# What is required:
Would you pull out every line of the material that contains the string "name"?

Records from a collection
--------
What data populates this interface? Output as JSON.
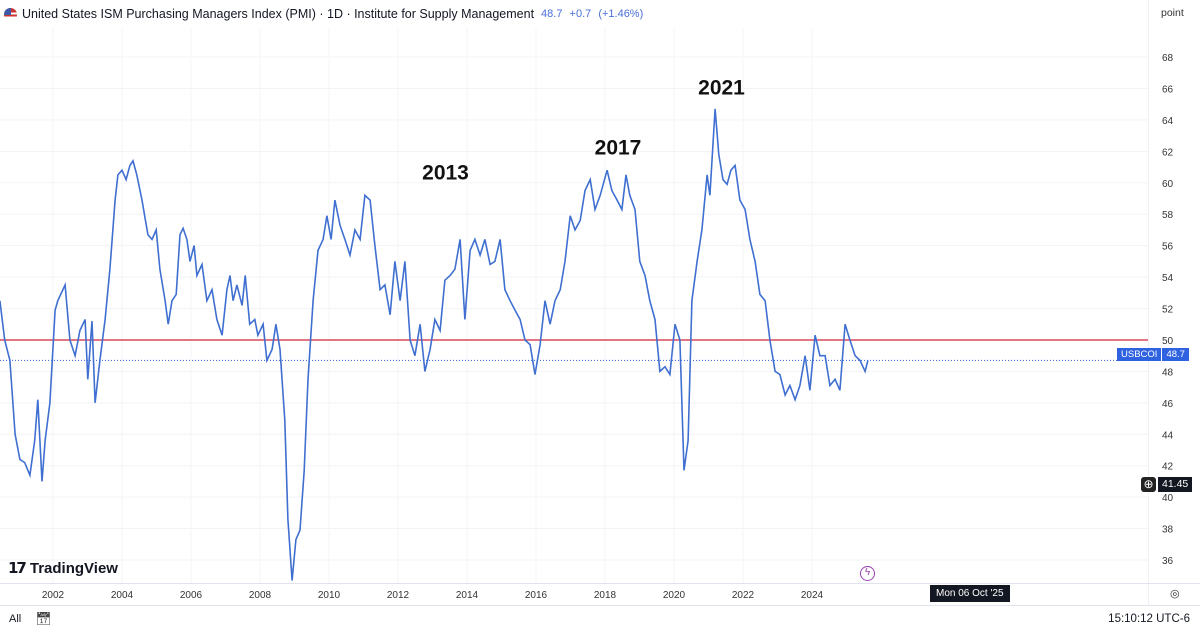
{
  "header": {
    "title": "United States ISM Purchasing Managers Index (PMI) · 1D · Institute for Supply Management",
    "last": "48.7",
    "change": "+0.7",
    "change_pct": "(+1.46%)",
    "flag_icon": "us-flag-icon"
  },
  "price_axis": {
    "unit": "point"
  },
  "series_label": {
    "symbol": "USBCOI",
    "value": "48.7",
    "color": "#2f62e0"
  },
  "crosshair": {
    "value": "41.45"
  },
  "date_label": "Mon 06 Oct '25",
  "footer": {
    "range": "All",
    "clock": "15:10:12 UTC-6"
  },
  "logo": "TradingView",
  "chart_data": {
    "type": "line",
    "title": "",
    "ylim": [
      35,
      69
    ],
    "xlim": [
      2000.46,
      2033.8
    ],
    "grid": true,
    "y_ticks": [
      "68",
      "66",
      "64",
      "62",
      "60",
      "58",
      "56",
      "54",
      "52",
      "50",
      "48",
      "46",
      "44",
      "42",
      "40",
      "38",
      "36"
    ],
    "x_ticks": [
      "2002",
      "2004",
      "2006",
      "2008",
      "2010",
      "2012",
      "2014",
      "2016",
      "2018",
      "2020",
      "2022",
      "2024"
    ],
    "reference_line": {
      "value": 50,
      "color": "#d9495a"
    },
    "last_value_line": {
      "value": 48.7,
      "color": "#2f62e0"
    },
    "line_color": "#3f6fd0",
    "annotations": [
      {
        "text": "2013",
        "x": 2012.7,
        "y": 60.2
      },
      {
        "text": "2017",
        "x": 2017.7,
        "y": 61.8
      },
      {
        "text": "2021",
        "x": 2020.7,
        "y": 65.6
      }
    ],
    "x": [
      2000.46,
      2000.6,
      2000.75,
      2000.9,
      2001.04,
      2001.18,
      2001.33,
      2001.47,
      2001.56,
      2001.68,
      2001.77,
      2001.91,
      2002.06,
      2002.14,
      2002.35,
      2002.49,
      2002.64,
      2002.78,
      2002.93,
      2003.01,
      2003.13,
      2003.22,
      2003.36,
      2003.51,
      2003.65,
      2003.8,
      2003.88,
      2004.0,
      2004.12,
      2004.23,
      2004.32,
      2004.43,
      2004.58,
      2004.75,
      2004.87,
      2004.99,
      2005.1,
      2005.25,
      2005.34,
      2005.45,
      2005.57,
      2005.68,
      2005.77,
      2005.88,
      2005.97,
      2006.09,
      2006.17,
      2006.32,
      2006.46,
      2006.61,
      2006.75,
      2006.9,
      2007.04,
      2007.13,
      2007.22,
      2007.33,
      2007.48,
      2007.57,
      2007.7,
      2007.85,
      2007.94,
      2008.09,
      2008.2,
      2008.35,
      2008.46,
      2008.58,
      2008.72,
      2008.81,
      2008.93,
      2009.04,
      2009.16,
      2009.28,
      2009.39,
      2009.54,
      2009.68,
      2009.83,
      2009.94,
      2010.06,
      2010.17,
      2010.32,
      2010.46,
      2010.61,
      2010.75,
      2010.9,
      2011.04,
      2011.19,
      2011.33,
      2011.48,
      2011.62,
      2011.77,
      2011.91,
      2012.06,
      2012.2,
      2012.35,
      2012.49,
      2012.64,
      2012.78,
      2012.93,
      2013.07,
      2013.22,
      2013.36,
      2013.51,
      2013.65,
      2013.8,
      2013.94,
      2014.09,
      2014.23,
      2014.38,
      2014.52,
      2014.67,
      2014.81,
      2014.96,
      2015.1,
      2015.25,
      2015.39,
      2015.54,
      2015.68,
      2015.83,
      2015.97,
      2016.12,
      2016.26,
      2016.41,
      2016.55,
      2016.7,
      2016.84,
      2016.99,
      2017.13,
      2017.28,
      2017.42,
      2017.57,
      2017.71,
      2017.86,
      2018.06,
      2018.2,
      2018.35,
      2018.49,
      2018.61,
      2018.72,
      2018.87,
      2019.01,
      2019.16,
      2019.3,
      2019.45,
      2019.59,
      2019.74,
      2019.88,
      2020.03,
      2020.17,
      2020.29,
      2020.41,
      2020.52,
      2020.67,
      2020.81,
      2020.96,
      2021.04,
      2021.19,
      2021.3,
      2021.42,
      2021.54,
      2021.65,
      2021.77,
      2021.91,
      2022.06,
      2022.2,
      2022.35,
      2022.49,
      2022.64,
      2022.78,
      2022.93,
      2023.07,
      2023.22,
      2023.36,
      2023.51,
      2023.65,
      2023.8,
      2023.94,
      2024.09,
      2024.23,
      2024.38,
      2024.52,
      2024.67,
      2024.81,
      2024.96,
      2025.1,
      2025.25,
      2025.39,
      2025.54,
      2025.62
    ],
    "y": [
      52.5,
      50,
      48.7,
      44,
      42.4,
      42.2,
      41.4,
      43.6,
      46.2,
      41,
      43.6,
      46,
      51.9,
      52.5,
      53.5,
      50,
      49,
      50.6,
      51.3,
      47.5,
      51.2,
      46,
      48.7,
      51.3,
      54.5,
      58.9,
      60.5,
      60.8,
      60.2,
      61.1,
      61.4,
      60.5,
      58.9,
      56.7,
      56.4,
      57,
      54.5,
      52.5,
      51,
      52.5,
      52.9,
      56.7,
      57.1,
      56.4,
      55,
      56,
      54.1,
      54.8,
      52.5,
      53.2,
      51.3,
      50.3,
      53.2,
      54.1,
      52.5,
      53.5,
      52.2,
      54.1,
      51,
      51.3,
      50.3,
      51,
      48.7,
      49.4,
      51,
      49.4,
      44.9,
      38.6,
      34.7,
      37.3,
      37.9,
      41.7,
      47.5,
      52.5,
      55.7,
      56.4,
      57.9,
      56.4,
      58.9,
      57.3,
      56.4,
      55.4,
      57,
      56.4,
      59.2,
      58.9,
      56,
      53.2,
      53.5,
      51.6,
      55,
      52.5,
      55,
      50,
      49,
      51,
      48,
      49.4,
      51.3,
      50.6,
      53.8,
      54.1,
      54.5,
      56.4,
      51.3,
      55.7,
      56.4,
      55.4,
      56.4,
      54.8,
      55,
      56.4,
      53.2,
      52.5,
      51.9,
      51.3,
      50,
      49.7,
      47.8,
      49.7,
      52.5,
      51,
      52.5,
      53.2,
      55,
      57.9,
      57,
      57.6,
      59.5,
      60.2,
      58.3,
      59.2,
      60.8,
      59.5,
      58.9,
      58.3,
      60.5,
      59.2,
      58.3,
      55,
      54.1,
      52.5,
      51.3,
      48,
      48.3,
      47.8,
      51,
      50,
      41.7,
      43.6,
      52.5,
      55,
      57,
      60.5,
      59.2,
      64.7,
      61.8,
      60.2,
      59.9,
      60.8,
      61.1,
      58.9,
      58.3,
      56.4,
      55,
      52.9,
      52.5,
      50,
      48,
      47.8,
      46.5,
      47.1,
      46.2,
      47.1,
      49,
      46.8,
      50.3,
      49,
      49,
      47.1,
      47.5,
      46.8,
      51,
      50,
      49,
      48.7,
      48,
      48.7
    ]
  }
}
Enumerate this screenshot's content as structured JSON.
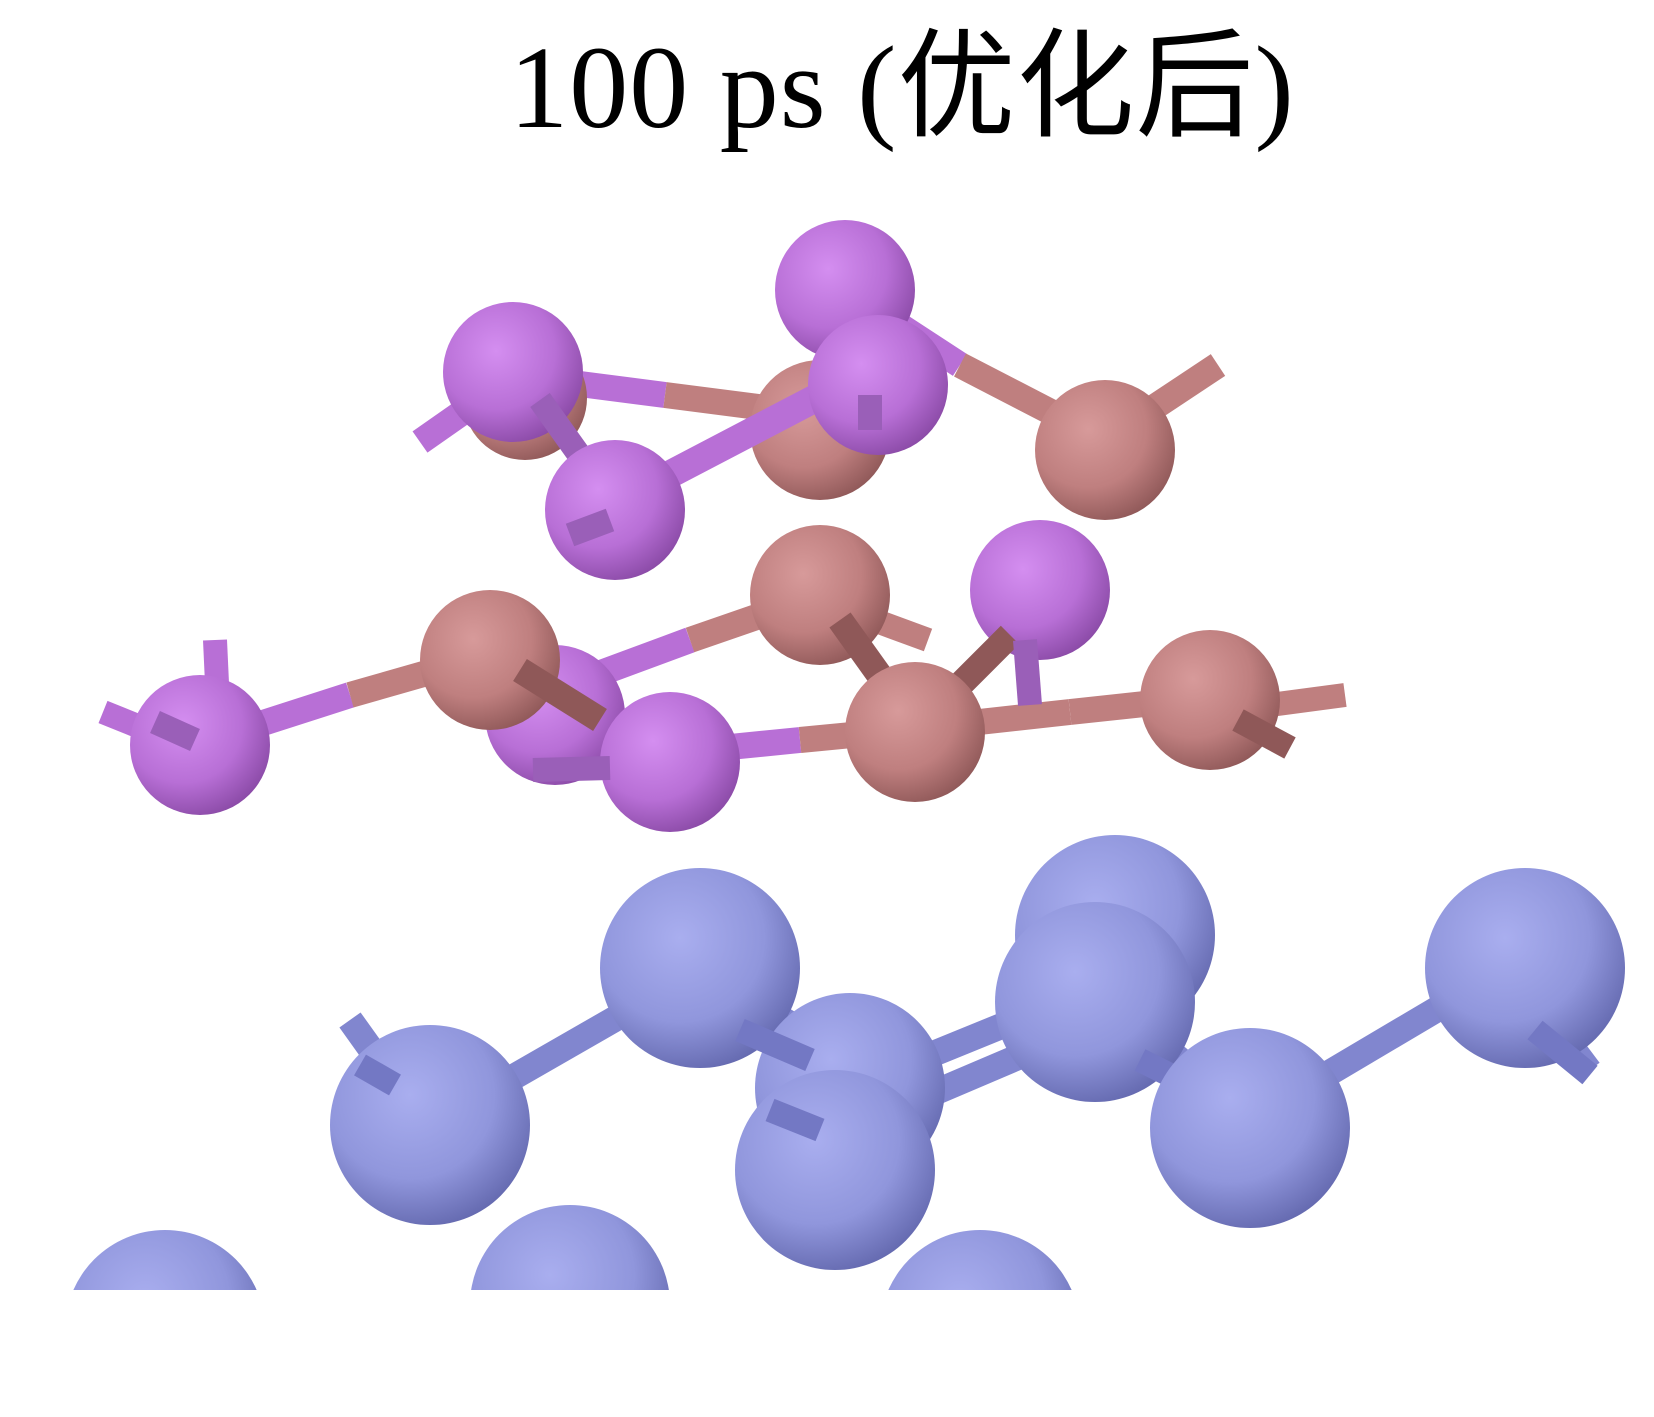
{
  "figure": {
    "title": "100 ps (优化后)"
  },
  "colors": {
    "purple_atom": "#b86fd6",
    "brown_atom": "#c07f7f",
    "blue_atom": "#9096dc",
    "background": "#ffffff"
  },
  "legend_icons": [
    "purple-atom-icon",
    "brown-atom-icon",
    "blue-atom-icon"
  ]
}
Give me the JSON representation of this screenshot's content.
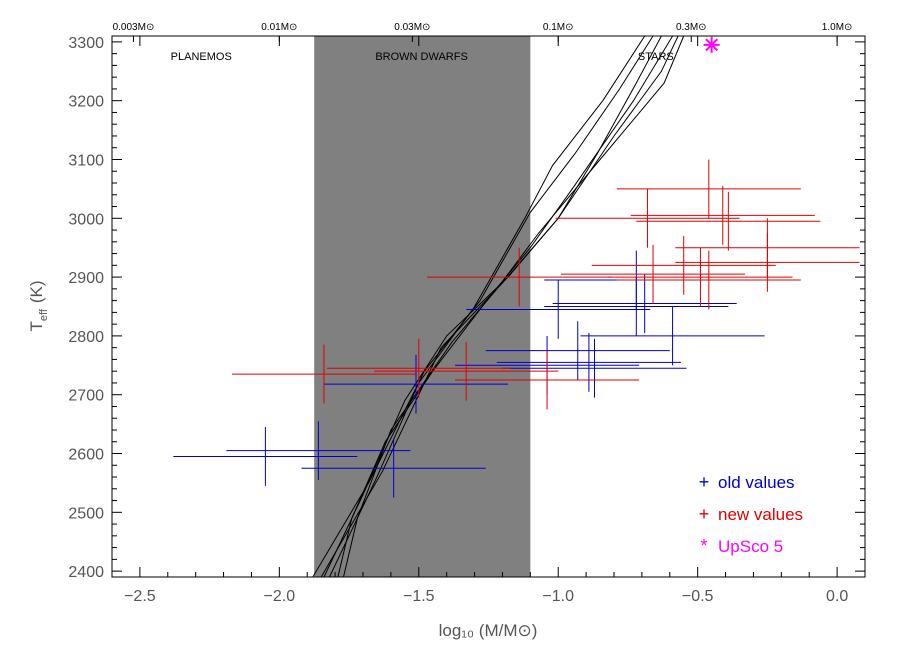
{
  "chart_data": {
    "type": "scatter",
    "xlabel": "log₁₀ (M/M⊙)",
    "ylabel": "T",
    "ylabel_sub": "eff",
    "ylabel_unit": "(K)",
    "xlim": [
      -2.6,
      0.1
    ],
    "ylim": [
      2390,
      3310
    ],
    "x_ticks": [
      -2.5,
      -2.0,
      -1.5,
      -1.0,
      -0.5,
      0.0
    ],
    "x_tick_labels": [
      "−2.5",
      "−2.0",
      "−1.5",
      "−1.0",
      "−0.5",
      "0.0"
    ],
    "y_ticks": [
      2400,
      2500,
      2600,
      2700,
      2800,
      2900,
      3000,
      3100,
      3200,
      3300
    ],
    "y_tick_labels": [
      "2400",
      "2500",
      "2600",
      "2700",
      "2800",
      "2900",
      "3000",
      "3100",
      "3200",
      "3300"
    ],
    "top_axis_ticks": [
      {
        "value": -2.523,
        "label": "0.003M⊙"
      },
      {
        "value": -2.0,
        "label": "0.01M⊙"
      },
      {
        "value": -1.523,
        "label": "0.03M⊙"
      },
      {
        "value": -1.0,
        "label": "0.1M⊙"
      },
      {
        "value": -0.523,
        "label": "0.3M⊙"
      },
      {
        "value": 0.0,
        "label": "1.0M⊙"
      }
    ],
    "shaded_region": {
      "x": [
        -1.875,
        -1.1
      ],
      "color": "#808080"
    },
    "regions": [
      {
        "label": "PLANEMOS",
        "x": -2.28
      },
      {
        "label": "BROWN DWARFS",
        "x": -1.49
      },
      {
        "label": "STARS",
        "x": -0.65
      }
    ],
    "legend_position": "bottom-right",
    "series": [
      {
        "name": "old values",
        "marker": "+",
        "color": "#0000cc",
        "points": [
          {
            "x": -2.05,
            "y": 2595,
            "xerr": 0.33,
            "yerr": 50
          },
          {
            "x": -1.86,
            "y": 2605,
            "xerr": 0.33,
            "yerr": 50
          },
          {
            "x": -1.59,
            "y": 2575,
            "xerr": 0.33,
            "yerr": 50
          },
          {
            "x": -1.51,
            "y": 2718,
            "xerr": 0.33,
            "yerr": 50
          },
          {
            "x": -1.04,
            "y": 2750,
            "xerr": 0.33,
            "yerr": 50
          },
          {
            "x": -0.93,
            "y": 2775,
            "xerr": 0.33,
            "yerr": 50
          },
          {
            "x": -0.89,
            "y": 2755,
            "xerr": 0.33,
            "yerr": 50
          },
          {
            "x": -0.87,
            "y": 2745,
            "xerr": 0.33,
            "yerr": 50
          },
          {
            "x": -1.0,
            "y": 2845,
            "xerr": 0.33,
            "yerr": 50
          },
          {
            "x": -0.72,
            "y": 2850,
            "xerr": 0.33,
            "yerr": 50
          },
          {
            "x": -0.69,
            "y": 2855,
            "xerr": 0.33,
            "yerr": 50
          },
          {
            "x": -0.59,
            "y": 2800,
            "xerr": 0.33,
            "yerr": 50
          },
          {
            "x": -0.72,
            "y": 2895,
            "xerr": 0.33,
            "yerr": 50
          }
        ]
      },
      {
        "name": "new values",
        "marker": "+",
        "color": "#e00000",
        "points": [
          {
            "x": -1.84,
            "y": 2735,
            "xerr": 0.33,
            "yerr": 50
          },
          {
            "x": -1.5,
            "y": 2745,
            "xerr": 0.33,
            "yerr": 50
          },
          {
            "x": -1.33,
            "y": 2740,
            "xerr": 0.33,
            "yerr": 50
          },
          {
            "x": -1.14,
            "y": 2900,
            "xerr": 0.33,
            "yerr": 50
          },
          {
            "x": -1.04,
            "y": 2725,
            "xerr": 0.33,
            "yerr": 50
          },
          {
            "x": -0.68,
            "y": 3000,
            "xerr": 0.33,
            "yerr": 50
          },
          {
            "x": -0.41,
            "y": 3005,
            "xerr": 0.33,
            "yerr": 50
          },
          {
            "x": -0.39,
            "y": 2995,
            "xerr": 0.33,
            "yerr": 50
          },
          {
            "x": -0.46,
            "y": 3050,
            "xerr": 0.33,
            "yerr": 50
          },
          {
            "x": -0.25,
            "y": 2950,
            "xerr": 0.33,
            "yerr": 50
          },
          {
            "x": -0.25,
            "y": 2925,
            "xerr": 0.33,
            "yerr": 50
          },
          {
            "x": -0.55,
            "y": 2920,
            "xerr": 0.33,
            "yerr": 50
          },
          {
            "x": -0.66,
            "y": 2905,
            "xerr": 0.33,
            "yerr": 50
          },
          {
            "x": -0.49,
            "y": 2900,
            "xerr": 0.33,
            "yerr": 50
          },
          {
            "x": -0.46,
            "y": 2895,
            "xerr": 0.33,
            "yerr": 50
          }
        ]
      },
      {
        "name": "UpSco 5",
        "marker": "*",
        "color": "#ff00ff",
        "points": [
          {
            "x": -0.45,
            "y": 3295
          }
        ]
      }
    ],
    "model_tracks": [
      [
        [
          -1.77,
          2390
        ],
        [
          -1.72,
          2490
        ],
        [
          -1.6,
          2640
        ],
        [
          -1.38,
          2790
        ],
        [
          -1.22,
          2880
        ],
        [
          -1.07,
          2975
        ],
        [
          -0.85,
          3100
        ],
        [
          -0.62,
          3230
        ],
        [
          -0.55,
          3310
        ]
      ],
      [
        [
          -1.79,
          2390
        ],
        [
          -1.74,
          2490
        ],
        [
          -1.62,
          2620
        ],
        [
          -1.45,
          2740
        ],
        [
          -1.24,
          2870
        ],
        [
          -1.1,
          2950
        ],
        [
          -0.95,
          3050
        ],
        [
          -0.73,
          3200
        ],
        [
          -0.59,
          3310
        ]
      ],
      [
        [
          -1.84,
          2390
        ],
        [
          -1.7,
          2530
        ],
        [
          -1.55,
          2690
        ],
        [
          -1.4,
          2800
        ],
        [
          -1.18,
          2900
        ],
        [
          -1.0,
          3000
        ],
        [
          -0.8,
          3140
        ],
        [
          -0.63,
          3250
        ],
        [
          -0.57,
          3310
        ]
      ],
      [
        [
          -1.82,
          2390
        ],
        [
          -1.65,
          2560
        ],
        [
          -1.5,
          2720
        ],
        [
          -1.3,
          2850
        ],
        [
          -1.12,
          3000
        ],
        [
          -1.02,
          3090
        ],
        [
          -0.84,
          3200
        ],
        [
          -0.69,
          3310
        ]
      ],
      [
        [
          -1.88,
          2390
        ],
        [
          -1.68,
          2550
        ],
        [
          -1.48,
          2740
        ],
        [
          -1.28,
          2860
        ],
        [
          -1.1,
          3010
        ],
        [
          -0.94,
          3110
        ],
        [
          -0.78,
          3220
        ],
        [
          -0.66,
          3310
        ]
      ],
      [
        [
          -1.85,
          2390
        ],
        [
          -1.63,
          2570
        ],
        [
          -1.42,
          2780
        ],
        [
          -1.2,
          2890
        ],
        [
          -1.0,
          3000
        ],
        [
          -0.86,
          3110
        ],
        [
          -0.72,
          3230
        ],
        [
          -0.63,
          3310
        ]
      ]
    ]
  }
}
--------
# In response:
        "name": "old values",
        "name": "new values",
        "name": "UpSco 5",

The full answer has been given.